▸ **Work instructions**: Each line of the material below should be reproduced exactly.

● ● ● ● ● ● ●

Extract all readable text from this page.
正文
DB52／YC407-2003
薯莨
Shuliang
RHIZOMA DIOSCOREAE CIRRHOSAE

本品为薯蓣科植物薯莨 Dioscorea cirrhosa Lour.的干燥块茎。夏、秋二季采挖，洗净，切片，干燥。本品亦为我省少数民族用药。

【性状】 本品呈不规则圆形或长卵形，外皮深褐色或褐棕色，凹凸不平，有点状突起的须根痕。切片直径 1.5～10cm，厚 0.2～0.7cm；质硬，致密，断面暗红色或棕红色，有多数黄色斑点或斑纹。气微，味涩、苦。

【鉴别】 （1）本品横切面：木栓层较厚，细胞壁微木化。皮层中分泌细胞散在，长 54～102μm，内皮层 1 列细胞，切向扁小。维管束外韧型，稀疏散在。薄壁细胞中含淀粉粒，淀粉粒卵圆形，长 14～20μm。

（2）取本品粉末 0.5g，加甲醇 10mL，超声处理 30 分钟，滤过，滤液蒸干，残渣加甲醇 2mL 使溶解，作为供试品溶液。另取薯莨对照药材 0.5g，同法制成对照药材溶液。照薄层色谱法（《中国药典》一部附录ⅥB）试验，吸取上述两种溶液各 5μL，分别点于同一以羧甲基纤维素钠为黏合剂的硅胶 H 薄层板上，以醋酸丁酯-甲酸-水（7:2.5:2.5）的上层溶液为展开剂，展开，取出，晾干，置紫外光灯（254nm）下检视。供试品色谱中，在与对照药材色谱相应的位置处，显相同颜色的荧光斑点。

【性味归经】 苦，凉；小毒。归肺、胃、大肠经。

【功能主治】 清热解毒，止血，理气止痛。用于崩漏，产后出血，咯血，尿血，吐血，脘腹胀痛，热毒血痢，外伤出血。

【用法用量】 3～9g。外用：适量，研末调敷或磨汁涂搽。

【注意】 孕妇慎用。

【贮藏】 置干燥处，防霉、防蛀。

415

● ● ● ● ● ● ●

▸ **In response**:
Extract all readable text from this page.
正文
DB52／YC407-2003
薯莨
Shuliang
RHIZOMA DIOSCOREAE CIRRHOSAE

本品为薯蓣科植物薯莨 Dioscorea cirrhosa Lour.的干燥块茎。夏、秋二季采挖，洗净，切片，干燥。本品亦为我省少数民族用药。

【性状】 本品呈不规则圆形或长卵形，外皮深褐色或褐棕色，凹凸不平，有点状突起的须根痕。切片直径 1.5～10cm，厚 0.2～0.7cm；质硬，致密，断面暗红色或棕红色，有多数黄色斑点或斑纹。气微，味涩、苦。

【鉴别】 （1）本品横切面：木栓层较厚，细胞壁微木化。皮层中分泌细胞散在，长 54～102μm，内皮层 1 列细胞，切向扁小。维管束外韧型，稀疏散在。薄壁细胞中含淀粉粒，淀粉粒卵圆形，长 14～20μm。

（2）取本品粉末 0.5g，加甲醇 10mL，超声处理 30 分钟，滤过，滤液蒸干，残渣加甲醇 2mL 使溶解，作为供试品溶液。另取薯莨对照药材 0.5g，同法制成对照药材溶液。照薄层色谱法（《中国药典》一部附录ⅥB）试验，吸取上述两种溶液各 5μL，分别点于同一以羧甲基纤维素钠为黏合剂的硅胶 H 薄层板上，以醋酸丁酯-甲酸-水（7:2.5:2.5）的上层溶液为展开剂，展开，取出，晾干，置紫外光灯（254nm）下检视。供试品色谱中，在与对照药材色谱相应的位置处，显相同颜色的荧光斑点。

【性味归经】 苦，凉；小毒。归肺、胃、大肠经。

【功能主治】 清热解毒，止血，理气止痛。用于崩漏，产后出血，咯血，尿血，吐血，脘腹胀痛，热毒血痢，外伤出血。

【用法用量】 3～9g。外用：适量，研末调敷或磨汁涂搽。

【注意】 孕妇慎用。

【贮藏】 置干燥处，防霉、防蛀。

415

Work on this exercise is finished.